— start of Excerpted data —
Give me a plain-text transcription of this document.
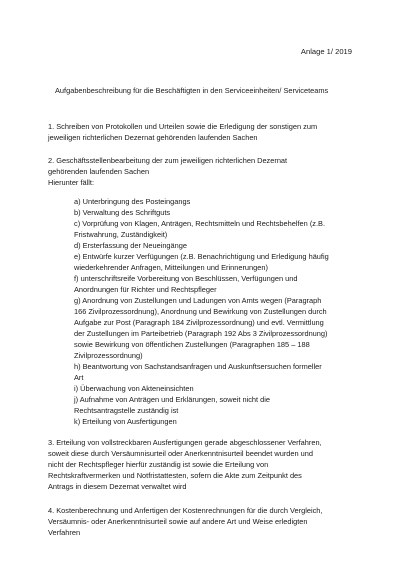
Anlage 1/ 2019
Aufgabenbeschreibung für die Beschäftigten in den Serviceeinheiten/ Serviceteams

1. Schreiben von Protokollen und Urteilen sowie die Erledigung der sonstigen zum

jeweiligen richterlichen Dezernat gehörenden laufenden Sachen

2. Geschäftsstellenbearbeitung der zum jeweiligen richterlichen Dezernat

gehörenden laufenden Sachen

Hierunter fällt:

a) Unterbringung des Posteingangs
b) Verwaltung des Schriftguts
c) Vorprüfung von Klagen, Anträgen, Rechtsmitteln und Rechtsbehelfen (z.B.
Fristwahrung, Zuständigkeit)
d) Ersterfassung der Neueingänge
e) Entwürfe kurzer Verfügungen (z.B. Benachrichtigung und Erledigung häufig
wiederkehrender Anfragen, Mitteilungen und Erinnerungen)
f) unterschriftsreife Vorbereitung von Beschlüssen, Verfügungen und
Anordnungen für Richter und Rechtspfleger
g) Anordnung von Zustellungen und Ladungen von Amts wegen (Paragraph
166 Zivilprozessordnung), Anordnung und Bewirkung von Zustellungen durch
Aufgabe zur Post (Paragraph 184 Zivilprozessordnung) und evtl. Vermittlung
der Zustellungen im Parteibetrieb (Paragraph 192 Abs 3 Zivilprozessordnung)
sowie Bewirkung von öffentlichen Zustellungen (Paragraphen 185 – 188
Zivilprozessordnung)
h) Beantwortung von Sachstandsanfragen und Auskunftsersuchen formeller
Art
i) Überwachung von Akteneinsichten
j) Aufnahme von Anträgen und Erklärungen, soweit nicht die
Rechtsantragstelle zuständig ist
k) Erteilung von Ausfertigungen

3. Erteilung von vollstreckbaren Ausfertigungen gerade abgeschlossener Verfahren,

soweit diese durch Versäumnisurteil oder Anerkenntnisurteil beendet wurden und

nicht der Rechtspfleger hierfür zuständig ist sowie die Erteilung von

Rechtskraftvermerken und Notfristattesten, sofern die Akte zum Zeitpunkt des

Antrags in diesem Dezernat verwaltet wird

4. Kostenberechnung und Anfertigen der Kostenrechnungen für die durch Vergleich,

Versäumnis- oder Anerkenntnisurteil sowie auf andere Art und Weise erledigten

Verfahren
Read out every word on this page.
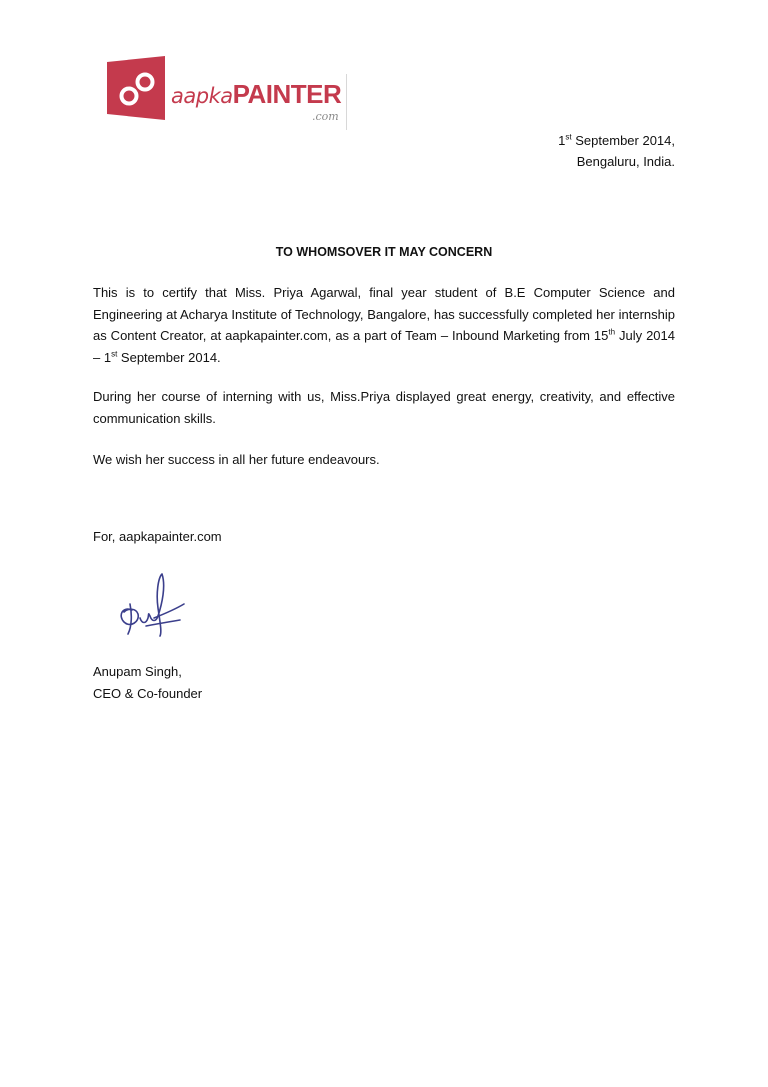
aapkaPAINTER
.com
1st September 2014,
Bengaluru, India.
TO WHOMSOVER IT MAY CONCERN

This is to certify that Miss. Priya Agarwal, final year student of B.E Computer Science and Engineering at Acharya Institute of Technology, Bangalore, has successfully completed her internship as Content Creator, at aapkapainter.com, as a part of Team – Inbound Marketing from 15th July 2014 – 1st September 2014.

During her course of interning with us, Miss.Priya displayed great energy, creativity, and effective communication skills.

We wish her success in all her future endeavours.

For, aapkapainter.com
Anupam Singh,
CEO & Co-founder
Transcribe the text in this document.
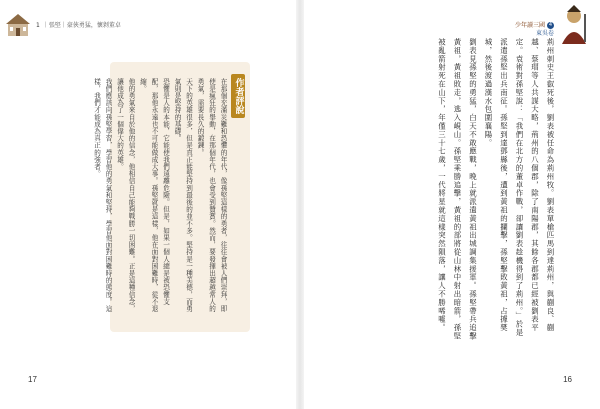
1 ｜張堅｜豪俠勇猛，懷剝董卓	少年讀三國 4
東吳卷
作者評說
在那個充滿災難和恐懼的年代，像孫堅這樣的勇者，往往會被人們崇拜，即使是瘋狂的舉動，在那個年代，也會受到贊賞。然而，要發揮出超越常人的勇氣，需要長久的鍛鍊。
天下的英雄很多，但是真正能堅持到最後的並不多。堅持是一種美德，而勇氣則是堅持的基礎。
恐懼是人的本能，它能使我們遠離危險。但是，如果一個人總是被恐懼支配，那他永遠也不可能做成大事。孫堅就是這樣，他在面對困難時，從不退縮。
他的勇氣來自於他的信念，他相信自己能夠戰勝一切困難。正是這種信念，讓他成為了一個偉大的英雄。
我們應該向孫堅學習，學習他的勇氣和堅持，學習他面對困難時的態度。這樣，我們才能成為真正的強者。	荊州刺史王叡死後，劉表被任命為荊州牧。劉表單槍匹馬到達荊州，與蒯良、蒯越、蔡瑁等人共謀大略，荊州的八個郡，除了南陽郡，其餘各郡都已經被劉表平定。袁術對孫堅說：「我們在北方的董卓作戰，卻讓劉表趁機得到了荊州。」於是派遣孫堅出兵南征。孫堅到達鄧縣後，遭到黃祖的攔擊，孫堅擊敗黃祖，占據樊城，然後渡過漢水包圍襄陽。
劉表見孫堅的勇猛，白天不敢應戰，晚上就派遣黃祖出城調集援軍。孫堅帶兵追擊黃祖，黃祖敗走，逃入峴山。孫堅乘勝追擊，黃祖的部將從山林中射出暗箭，孫堅被亂箭射死在山下，年僅三十七歲，一代將星就這樣突然隕落，讓人不勝唏噓。
17	16
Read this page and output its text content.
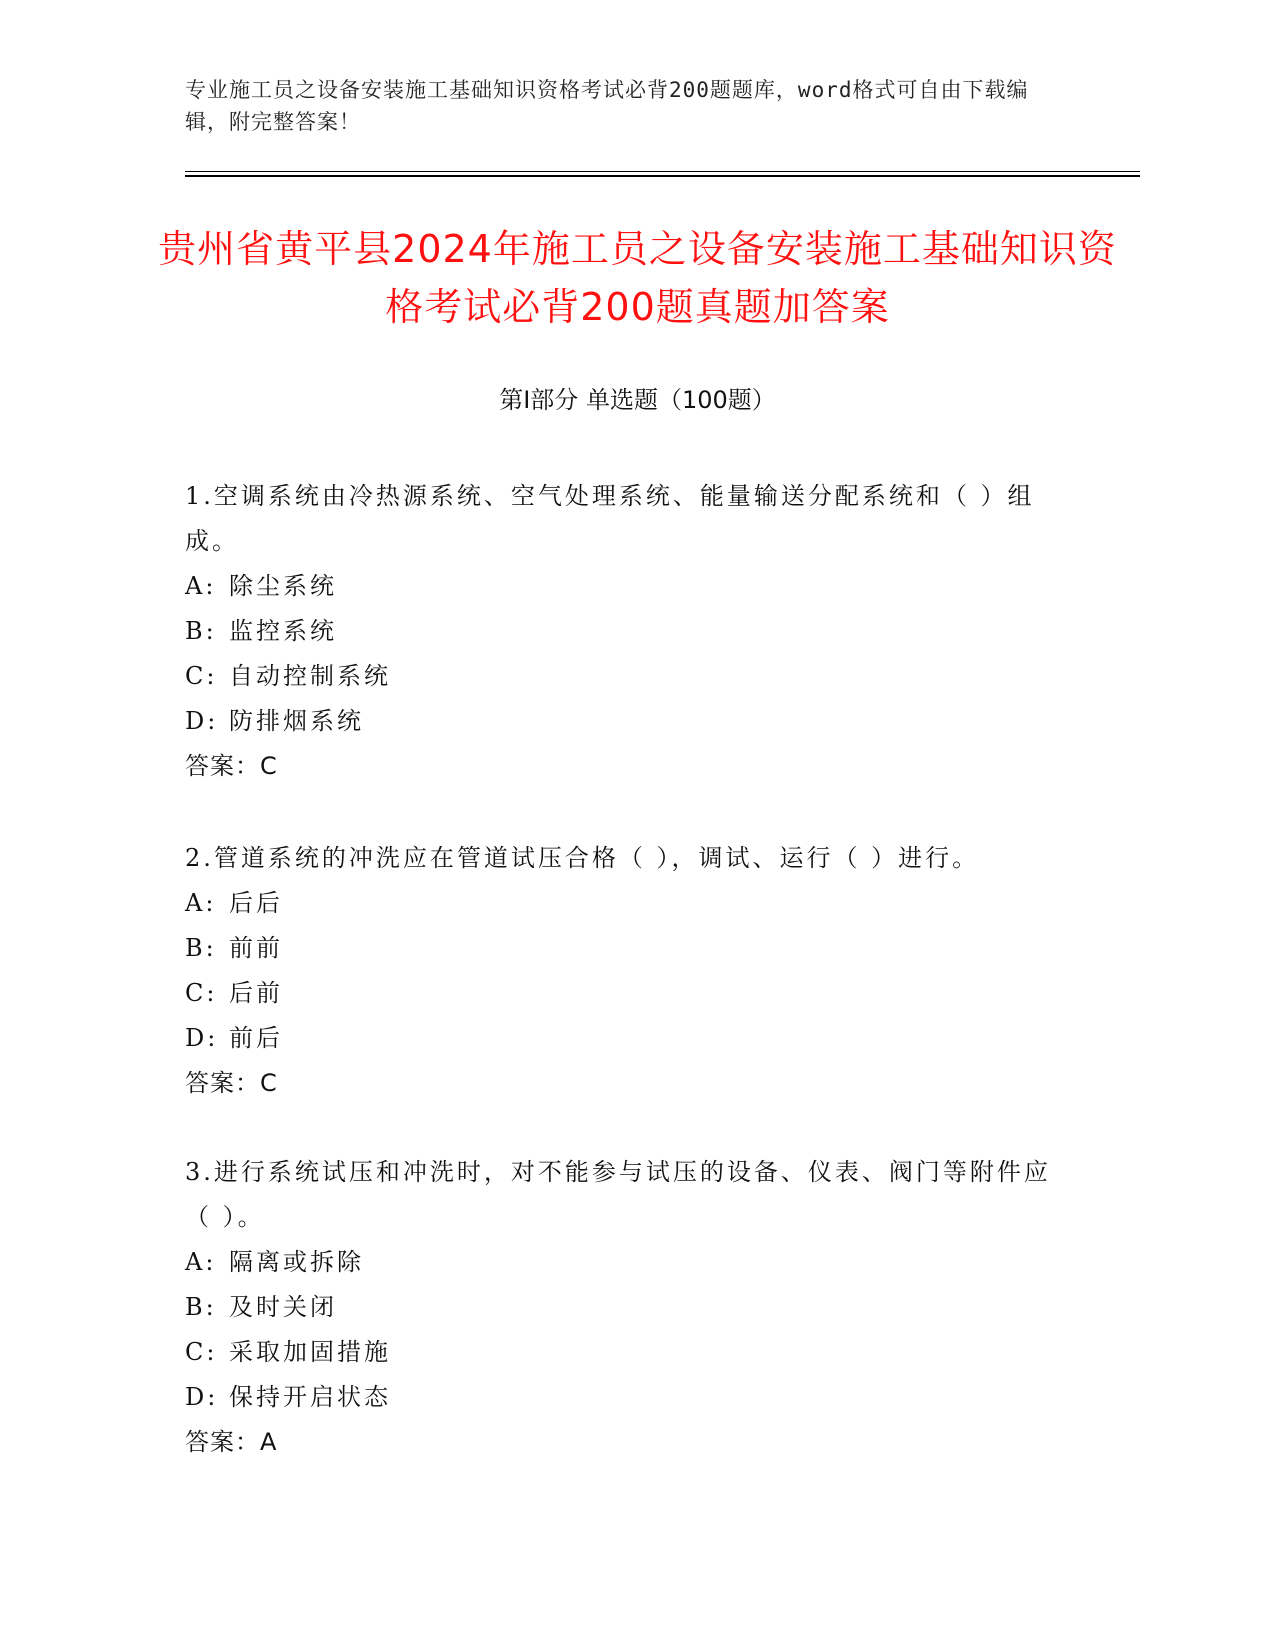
专业施工员之设备安装施工基础知识资格考试必背200题题库，word格式可自由下载编辑，附完整答案！
贵州省黄平县2024年施工员之设备安装施工基础知识资格考试必背200题真题加答案
第Ⅰ部分 单选题（100题）

1.空调系统由冷热源系统、空气处理系统、能量输送分配系统和（ ）组成。

A: 除尘系统

B: 监控系统

C: 自动控制系统

D: 防排烟系统

答案：C

2.管道系统的冲洗应在管道试压合格（ ），调试、运行（ ）进行。

A: 后后

B: 前前

C: 后前

D: 前后

答案：C

3.进行系统试压和冲洗时，对不能参与试压的设备、仪表、阀门等附件应（ ）。

A: 隔离或拆除

B: 及时关闭

C: 采取加固措施

D: 保持开启状态

答案：A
— end of Excerpted data —
**Instructions for the task:** Output the entries above exactly. Drop the pictures.

**Answer to this exercise:**
Give me a plain-text transcription of this document.
Anlage 1/ 2019
Aufgabenbeschreibung für die Beschäftigten in den Serviceeinheiten/ Serviceteams

1. Schreiben von Protokollen und Urteilen sowie die Erledigung der sonstigen zum

jeweiligen richterlichen Dezernat gehörenden laufenden Sachen

2. Geschäftsstellenbearbeitung der zum jeweiligen richterlichen Dezernat

gehörenden laufenden Sachen

Hierunter fällt:

a) Unterbringung des Posteingangs
b) Verwaltung des Schriftguts
c) Vorprüfung von Klagen, Anträgen, Rechtsmitteln und Rechtsbehelfen (z.B.
Fristwahrung, Zuständigkeit)
d) Ersterfassung der Neueingänge
e) Entwürfe kurzer Verfügungen (z.B. Benachrichtigung und Erledigung häufig
wiederkehrender Anfragen, Mitteilungen und Erinnerungen)
f) unterschriftsreife Vorbereitung von Beschlüssen, Verfügungen und
Anordnungen für Richter und Rechtspfleger
g) Anordnung von Zustellungen und Ladungen von Amts wegen (Paragraph
166 Zivilprozessordnung), Anordnung und Bewirkung von Zustellungen durch
Aufgabe zur Post (Paragraph 184 Zivilprozessordnung) und evtl. Vermittlung
der Zustellungen im Parteibetrieb (Paragraph 192 Abs 3 Zivilprozessordnung)
sowie Bewirkung von öffentlichen Zustellungen (Paragraphen 185 – 188
Zivilprozessordnung)
h) Beantwortung von Sachstandsanfragen und Auskunftsersuchen formeller
Art
i) Überwachung von Akteneinsichten
j) Aufnahme von Anträgen und Erklärungen, soweit nicht die
Rechtsantragstelle zuständig ist
k) Erteilung von Ausfertigungen

3. Erteilung von vollstreckbaren Ausfertigungen gerade abgeschlossener Verfahren,

soweit diese durch Versäumnisurteil oder Anerkenntnisurteil beendet wurden und

nicht der Rechtspfleger hierfür zuständig ist sowie die Erteilung von

Rechtskraftvermerken und Notfristattesten, sofern die Akte zum Zeitpunkt des

Antrags in diesem Dezernat verwaltet wird

4. Kostenberechnung und Anfertigen der Kostenrechnungen für die durch Vergleich,

Versäumnis- oder Anerkenntnisurteil sowie auf andere Art und Weise erledigten

Verfahren
Read out every word on this page.
aapkaPAINTER
.com
1st September 2014,
Bengaluru, India.
TO WHOMSOVER IT MAY CONCERN

This is to certify that Miss. Priya Agarwal, final year student of B.E Computer Science and Engineering at Acharya Institute of Technology, Bangalore, has successfully completed her internship as Content Creator, at aapkapainter.com, as a part of Team – Inbound Marketing from 15th July 2014 – 1st September 2014.

During her course of interning with us, Miss.Priya displayed great energy, creativity, and effective communication skills.

We wish her success in all her future endeavours.

For, aapkapainter.com
Anupam Singh,
CEO & Co-founder
Transcribe the text in this document.
1 ｜張堅｜豪俠勇猛，懷剝董卓	少年讀三國 4
東吳卷
作者評說
在那個充滿災難和恐懼的年代，像孫堅這樣的勇者，往往會被人們崇拜，即使是瘋狂的舉動，在那個年代，也會受到贊賞。然而，要發揮出超越常人的勇氣，需要長久的鍛鍊。
天下的英雄很多，但是真正能堅持到最後的並不多。堅持是一種美德，而勇氣則是堅持的基礎。
恐懼是人的本能，它能使我們遠離危險。但是，如果一個人總是被恐懼支配，那他永遠也不可能做成大事。孫堅就是這樣，他在面對困難時，從不退縮。
他的勇氣來自於他的信念，他相信自己能夠戰勝一切困難。正是這種信念，讓他成為了一個偉大的英雄。
我們應該向孫堅學習，學習他的勇氣和堅持，學習他面對困難時的態度。這樣，我們才能成為真正的強者。	荊州刺史王叡死後，劉表被任命為荊州牧。劉表單槍匹馬到達荊州，與蒯良、蒯越、蔡瑁等人共謀大略，荊州的八個郡，除了南陽郡，其餘各郡都已經被劉表平定。袁術對孫堅說：「我們在北方的董卓作戰，卻讓劉表趁機得到了荊州。」於是派遣孫堅出兵南征。孫堅到達鄧縣後，遭到黃祖的攔擊，孫堅擊敗黃祖，占據樊城，然後渡過漢水包圍襄陽。
劉表見孫堅的勇猛，白天不敢應戰，晚上就派遣黃祖出城調集援軍。孫堅帶兵追擊黃祖，黃祖敗走，逃入峴山。孫堅乘勝追擊，黃祖的部將從山林中射出暗箭，孫堅被亂箭射死在山下，年僅三十七歲，一代將星就這樣突然隕落，讓人不勝唏噓。
17	16
Read this page and output its text content.
专业施工员之设备安装施工基础知识资格考试必背200题题库，word格式可自由下载编辑，附完整答案！
贵州省黄平县2024年施工员之设备安装施工基础知识资格考试必背200题真题加答案
第Ⅰ部分 单选题（100题）

1.空调系统由冷热源系统、空气处理系统、能量输送分配系统和（ ）组成。

A: 除尘系统

B: 监控系统

C: 自动控制系统

D: 防排烟系统

答案：C

2.管道系统的冲洗应在管道试压合格（ ），调试、运行（ ）进行。

A: 后后

B: 前前

C: 后前

D: 前后

答案：C

3.进行系统试压和冲洗时，对不能参与试压的设备、仪表、阀门等附件应（ ）。

A: 隔离或拆除

B: 及时关闭

C: 采取加固措施

D: 保持开启状态

答案：A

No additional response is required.